EXERCISE REQUIREMENTS :: From the entries below, extract every line that includes the word "sheet".

[Dataset records]
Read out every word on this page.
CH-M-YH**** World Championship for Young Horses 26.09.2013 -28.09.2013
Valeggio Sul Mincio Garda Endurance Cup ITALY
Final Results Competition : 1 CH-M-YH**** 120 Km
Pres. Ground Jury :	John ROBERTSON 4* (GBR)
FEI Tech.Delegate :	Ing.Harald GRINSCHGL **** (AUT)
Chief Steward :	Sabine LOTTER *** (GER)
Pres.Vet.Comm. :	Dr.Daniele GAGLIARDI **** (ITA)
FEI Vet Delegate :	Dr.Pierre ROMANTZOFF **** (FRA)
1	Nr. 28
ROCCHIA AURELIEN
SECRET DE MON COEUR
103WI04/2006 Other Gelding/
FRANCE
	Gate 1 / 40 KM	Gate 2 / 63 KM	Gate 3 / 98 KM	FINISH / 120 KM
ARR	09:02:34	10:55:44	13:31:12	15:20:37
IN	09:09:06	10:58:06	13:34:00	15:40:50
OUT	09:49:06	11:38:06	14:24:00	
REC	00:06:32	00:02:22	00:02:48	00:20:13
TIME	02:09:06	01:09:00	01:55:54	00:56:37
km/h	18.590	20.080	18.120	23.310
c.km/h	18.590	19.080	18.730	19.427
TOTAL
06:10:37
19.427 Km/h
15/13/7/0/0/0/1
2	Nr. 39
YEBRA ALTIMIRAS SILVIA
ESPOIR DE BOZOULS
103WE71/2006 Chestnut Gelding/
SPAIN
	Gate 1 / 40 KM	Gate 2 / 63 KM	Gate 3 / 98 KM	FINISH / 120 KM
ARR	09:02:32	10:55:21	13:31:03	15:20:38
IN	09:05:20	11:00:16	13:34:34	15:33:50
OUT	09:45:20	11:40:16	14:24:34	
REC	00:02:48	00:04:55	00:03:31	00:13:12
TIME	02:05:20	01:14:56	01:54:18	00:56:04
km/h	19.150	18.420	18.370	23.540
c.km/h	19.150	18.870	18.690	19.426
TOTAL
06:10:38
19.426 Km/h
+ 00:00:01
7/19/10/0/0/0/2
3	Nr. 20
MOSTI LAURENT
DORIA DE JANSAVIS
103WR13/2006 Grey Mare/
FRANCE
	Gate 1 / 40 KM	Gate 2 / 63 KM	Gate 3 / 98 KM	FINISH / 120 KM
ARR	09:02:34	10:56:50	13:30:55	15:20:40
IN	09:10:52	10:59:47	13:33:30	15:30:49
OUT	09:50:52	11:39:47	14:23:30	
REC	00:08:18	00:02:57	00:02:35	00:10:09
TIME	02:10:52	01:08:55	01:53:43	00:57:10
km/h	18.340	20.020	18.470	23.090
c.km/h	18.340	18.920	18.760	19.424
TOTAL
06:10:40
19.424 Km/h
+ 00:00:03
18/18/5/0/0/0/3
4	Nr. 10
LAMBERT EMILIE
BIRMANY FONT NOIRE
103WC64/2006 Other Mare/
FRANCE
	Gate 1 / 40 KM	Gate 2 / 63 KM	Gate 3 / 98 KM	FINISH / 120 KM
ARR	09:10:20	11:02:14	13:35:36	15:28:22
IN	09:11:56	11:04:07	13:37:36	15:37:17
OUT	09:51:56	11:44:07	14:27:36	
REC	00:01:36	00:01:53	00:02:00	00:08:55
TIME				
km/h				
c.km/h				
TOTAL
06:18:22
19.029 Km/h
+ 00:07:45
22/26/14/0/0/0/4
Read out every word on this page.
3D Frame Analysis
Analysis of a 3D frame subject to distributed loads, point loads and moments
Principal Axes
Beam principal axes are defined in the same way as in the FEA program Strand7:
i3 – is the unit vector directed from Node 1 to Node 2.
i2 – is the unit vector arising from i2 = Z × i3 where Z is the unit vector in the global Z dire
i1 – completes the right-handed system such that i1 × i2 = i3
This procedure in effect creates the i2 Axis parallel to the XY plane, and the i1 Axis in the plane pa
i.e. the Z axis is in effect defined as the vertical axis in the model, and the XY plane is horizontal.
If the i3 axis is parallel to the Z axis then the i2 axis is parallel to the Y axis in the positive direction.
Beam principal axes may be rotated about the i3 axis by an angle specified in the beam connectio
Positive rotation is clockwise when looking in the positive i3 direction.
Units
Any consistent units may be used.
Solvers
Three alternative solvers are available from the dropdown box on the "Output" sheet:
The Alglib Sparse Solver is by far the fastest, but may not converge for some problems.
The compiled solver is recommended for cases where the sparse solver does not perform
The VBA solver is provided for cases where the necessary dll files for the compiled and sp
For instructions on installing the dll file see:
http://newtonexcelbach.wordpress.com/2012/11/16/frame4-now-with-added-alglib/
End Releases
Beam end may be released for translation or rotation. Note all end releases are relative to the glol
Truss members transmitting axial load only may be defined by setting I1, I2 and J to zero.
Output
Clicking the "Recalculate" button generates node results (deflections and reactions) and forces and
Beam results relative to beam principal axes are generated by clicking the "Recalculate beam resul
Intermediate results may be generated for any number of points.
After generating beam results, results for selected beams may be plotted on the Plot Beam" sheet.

TASK RESULT ::
Three alternative solvers are available from the dropdown box on the "Output" sheet:
After generating beam results, results for selected beams may be plotted on the Plot Beam" sheet.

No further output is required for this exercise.